**TASK**
Nothing but the lines from the one containing "What does this" to the end of the data should be returned, exactly as written; pictures are omitted.
— Start MATERIAL TO PROCESS —
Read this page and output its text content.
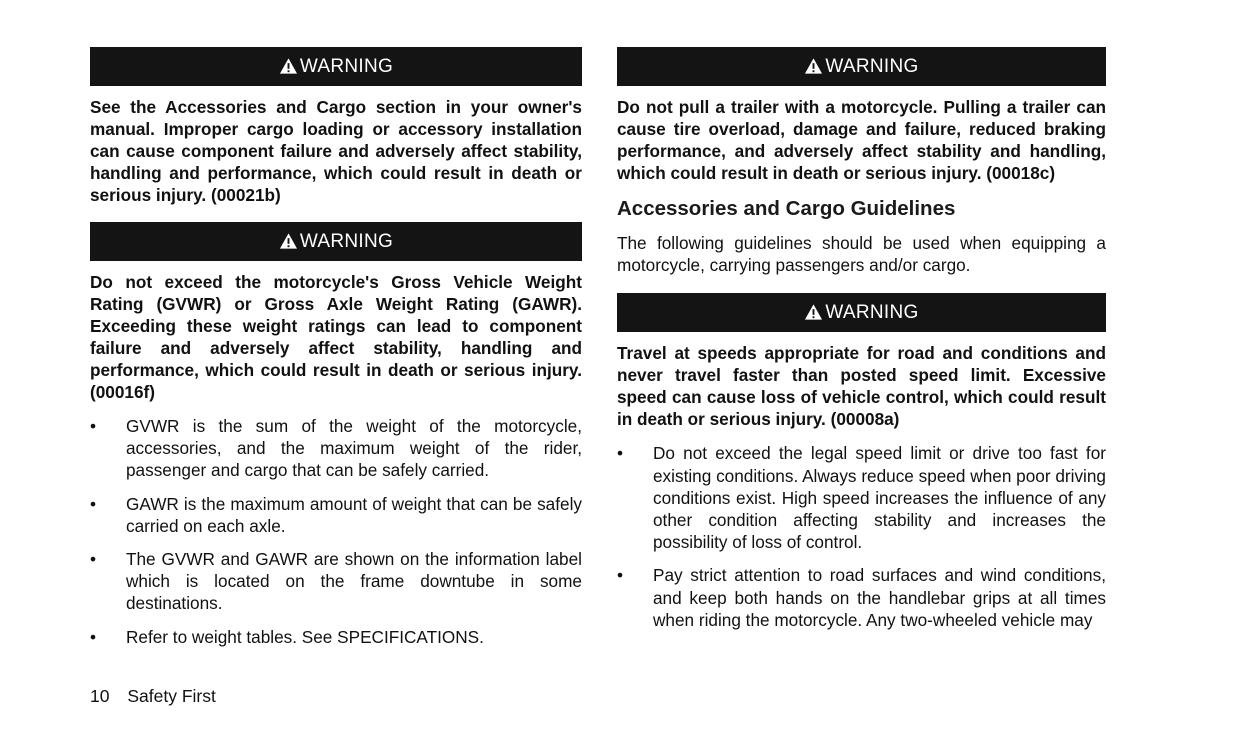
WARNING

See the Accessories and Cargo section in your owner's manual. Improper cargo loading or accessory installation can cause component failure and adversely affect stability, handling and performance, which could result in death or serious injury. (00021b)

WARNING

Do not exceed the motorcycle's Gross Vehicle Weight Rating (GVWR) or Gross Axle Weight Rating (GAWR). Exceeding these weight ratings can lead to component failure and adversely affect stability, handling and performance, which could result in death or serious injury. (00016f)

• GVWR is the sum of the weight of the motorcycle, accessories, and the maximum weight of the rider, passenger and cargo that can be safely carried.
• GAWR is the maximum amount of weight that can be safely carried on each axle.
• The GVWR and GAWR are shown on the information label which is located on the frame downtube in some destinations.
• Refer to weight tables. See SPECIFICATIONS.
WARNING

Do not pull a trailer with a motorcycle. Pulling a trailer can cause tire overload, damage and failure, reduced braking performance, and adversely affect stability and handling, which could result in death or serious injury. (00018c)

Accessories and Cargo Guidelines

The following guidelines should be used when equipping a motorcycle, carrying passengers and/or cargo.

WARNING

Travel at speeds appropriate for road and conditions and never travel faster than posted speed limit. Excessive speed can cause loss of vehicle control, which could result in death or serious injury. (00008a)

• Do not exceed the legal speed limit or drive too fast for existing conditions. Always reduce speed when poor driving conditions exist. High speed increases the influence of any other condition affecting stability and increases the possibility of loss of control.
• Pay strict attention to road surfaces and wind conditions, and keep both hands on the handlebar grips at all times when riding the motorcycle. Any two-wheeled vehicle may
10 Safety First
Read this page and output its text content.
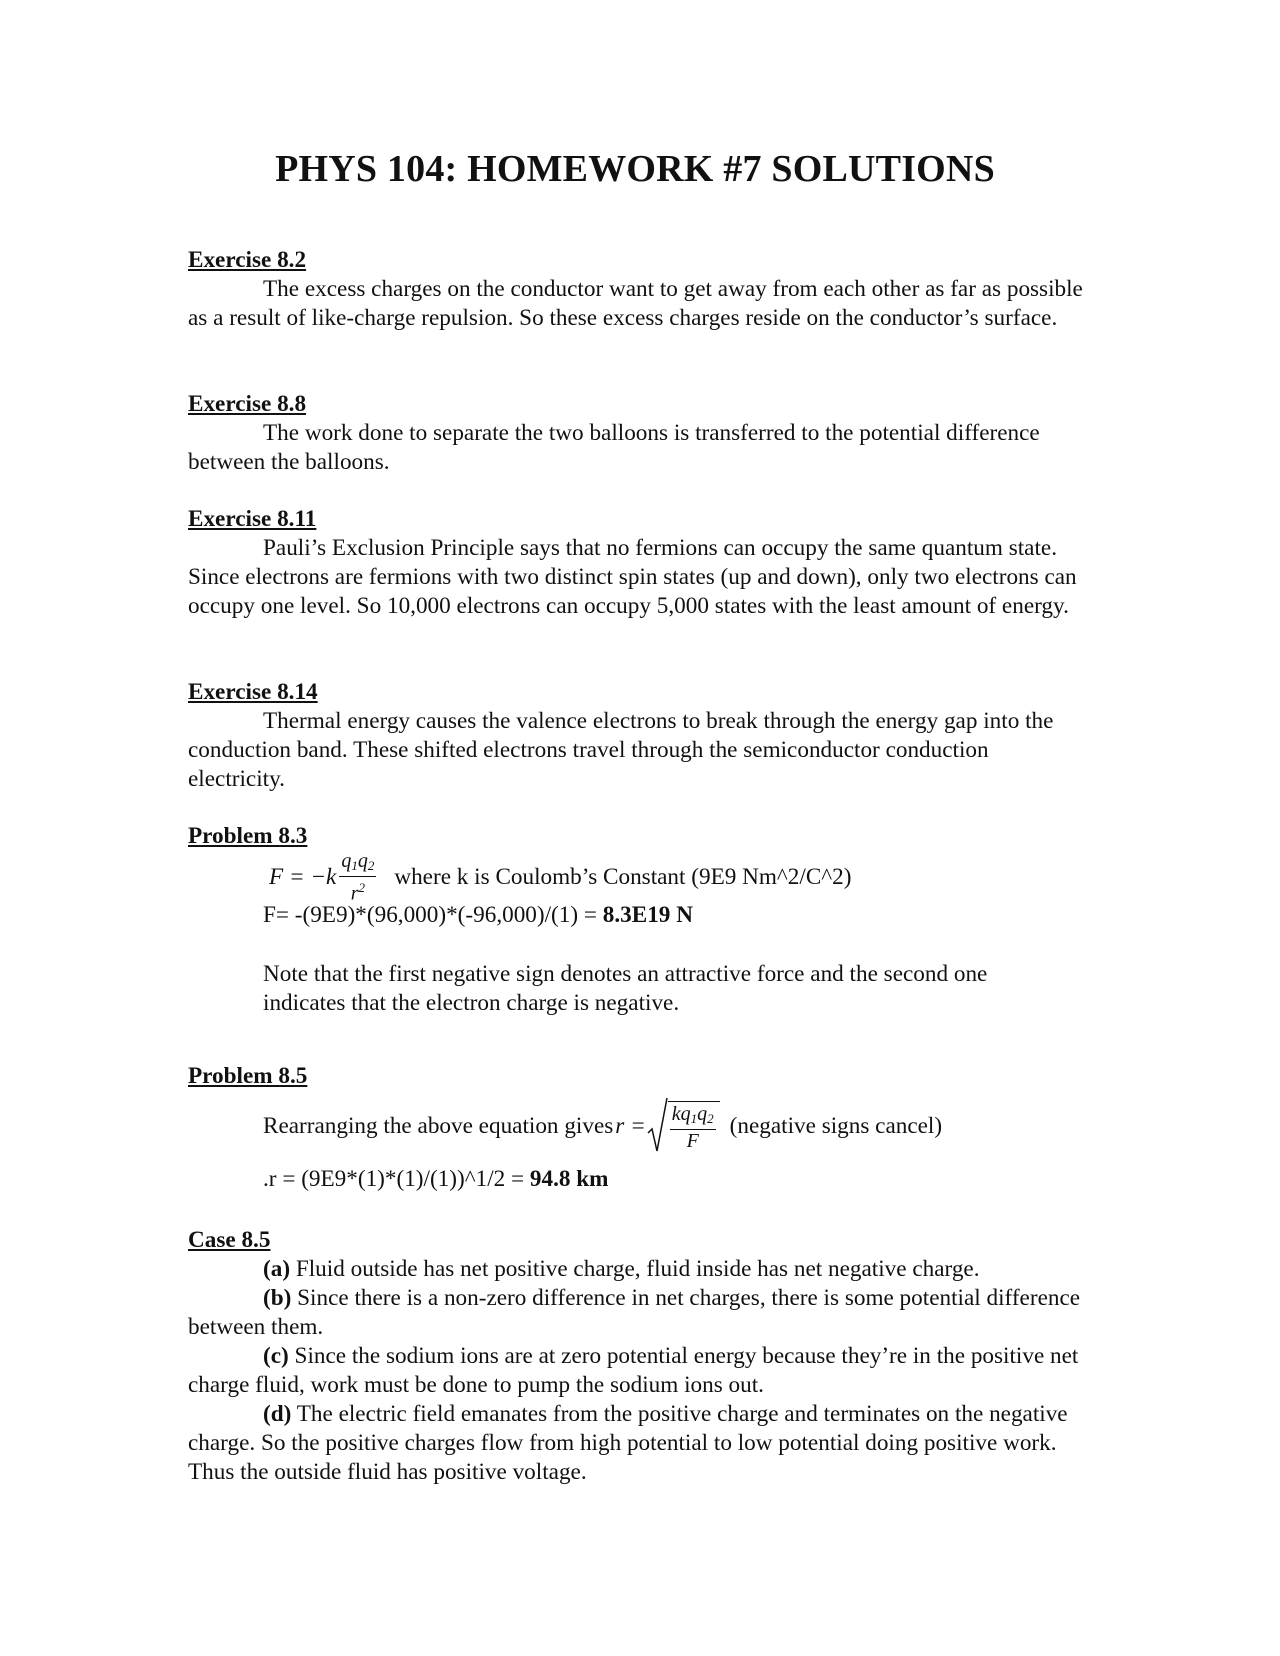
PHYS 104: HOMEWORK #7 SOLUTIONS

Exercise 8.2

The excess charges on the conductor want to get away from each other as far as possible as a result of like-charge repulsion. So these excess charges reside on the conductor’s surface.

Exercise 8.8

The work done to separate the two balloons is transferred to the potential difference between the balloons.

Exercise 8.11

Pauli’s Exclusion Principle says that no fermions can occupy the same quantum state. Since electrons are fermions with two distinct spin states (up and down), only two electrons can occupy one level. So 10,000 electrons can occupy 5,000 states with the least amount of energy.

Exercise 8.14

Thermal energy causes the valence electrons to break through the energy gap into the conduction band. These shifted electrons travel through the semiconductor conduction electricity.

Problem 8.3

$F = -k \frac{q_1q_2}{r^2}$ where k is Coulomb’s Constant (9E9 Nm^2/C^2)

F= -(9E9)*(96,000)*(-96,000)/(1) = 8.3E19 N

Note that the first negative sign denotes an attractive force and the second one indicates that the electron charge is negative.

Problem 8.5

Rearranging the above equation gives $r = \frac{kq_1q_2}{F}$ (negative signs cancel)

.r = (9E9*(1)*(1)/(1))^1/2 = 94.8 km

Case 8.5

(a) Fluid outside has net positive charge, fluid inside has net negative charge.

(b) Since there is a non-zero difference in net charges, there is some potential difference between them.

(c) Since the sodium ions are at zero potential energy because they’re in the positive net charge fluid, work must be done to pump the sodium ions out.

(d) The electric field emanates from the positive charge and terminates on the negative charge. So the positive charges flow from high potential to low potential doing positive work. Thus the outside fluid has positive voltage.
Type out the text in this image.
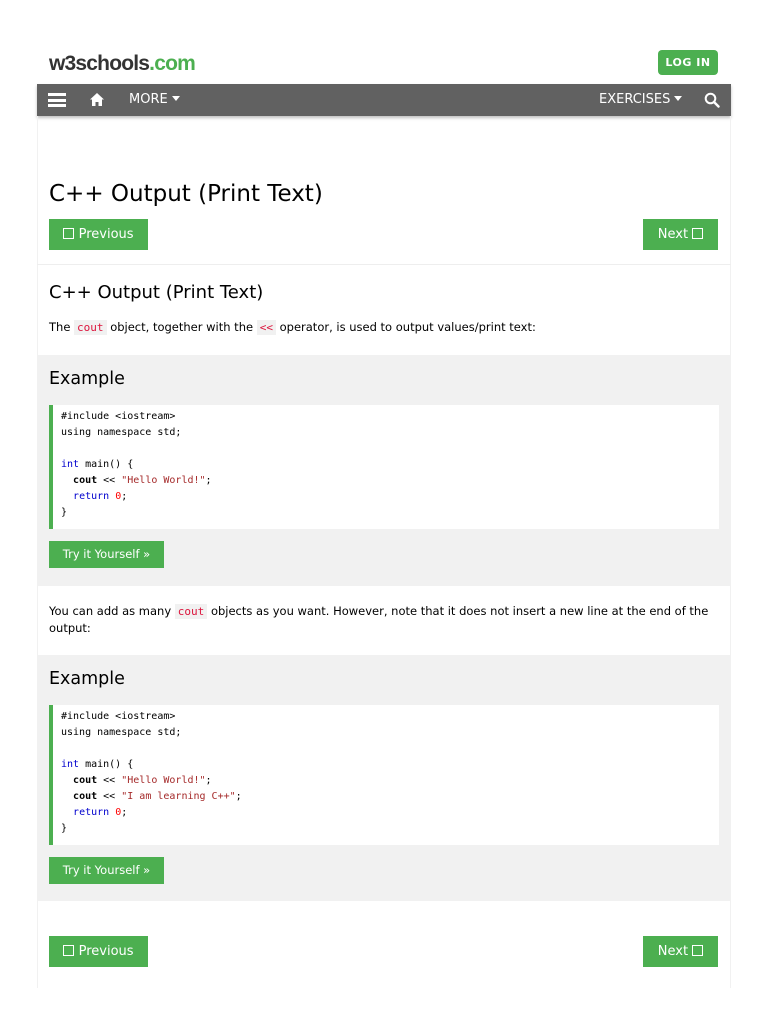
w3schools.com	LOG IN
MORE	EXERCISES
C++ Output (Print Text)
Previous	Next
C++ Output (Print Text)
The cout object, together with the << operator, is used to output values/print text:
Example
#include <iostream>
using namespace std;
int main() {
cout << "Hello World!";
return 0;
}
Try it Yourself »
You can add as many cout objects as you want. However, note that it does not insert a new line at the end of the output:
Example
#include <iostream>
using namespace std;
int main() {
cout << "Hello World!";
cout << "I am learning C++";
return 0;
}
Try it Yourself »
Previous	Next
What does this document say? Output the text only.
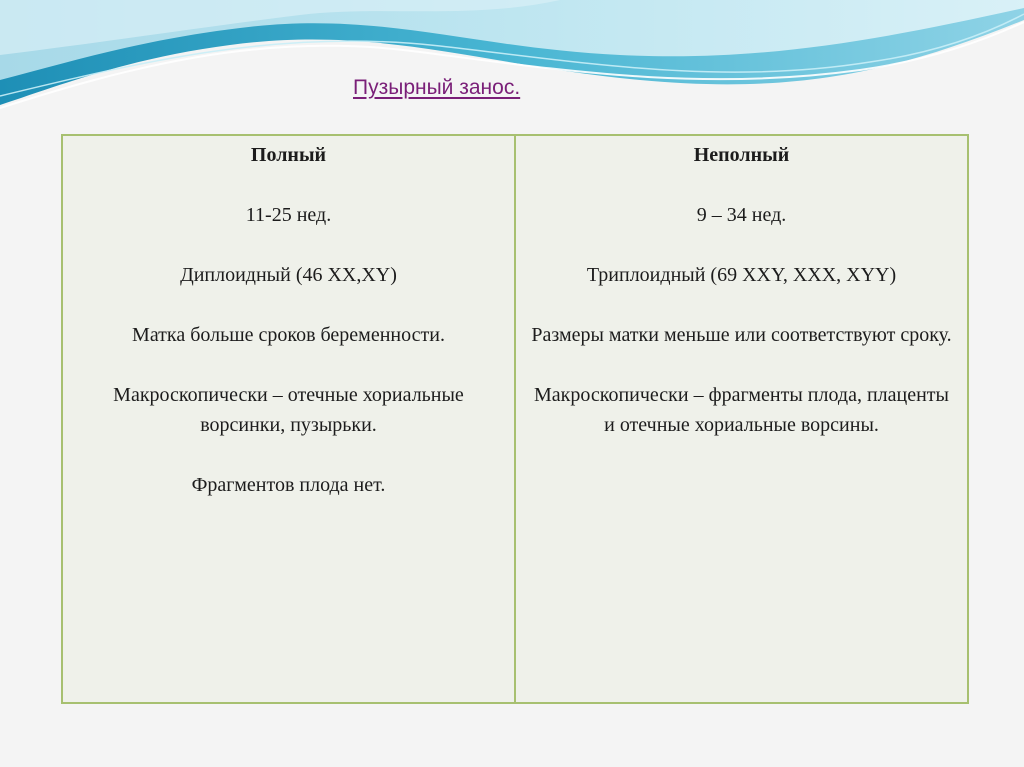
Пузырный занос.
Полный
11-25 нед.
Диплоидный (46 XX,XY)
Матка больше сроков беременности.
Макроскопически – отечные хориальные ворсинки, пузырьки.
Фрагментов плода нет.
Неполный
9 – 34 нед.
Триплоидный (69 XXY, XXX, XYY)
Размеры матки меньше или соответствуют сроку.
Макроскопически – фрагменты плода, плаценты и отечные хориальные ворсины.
— End MATERIAL TO PROCESS —
**CORRECT RESULT**
What does this document say? Output the text only.
Пузырный занос.
Полный
11-25 нед.
Диплоидный (46 XX,XY)
Матка больше сроков беременности.
Макроскопически – отечные хориальные ворсинки, пузырьки.
Фрагментов плода нет.
Неполный
9 – 34 нед.
Триплоидный (69 XXY, XXX, XYY)
Размеры матки меньше или соответствуют сроку.
Макроскопически – фрагменты плода, плаценты и отечные хориальные ворсины.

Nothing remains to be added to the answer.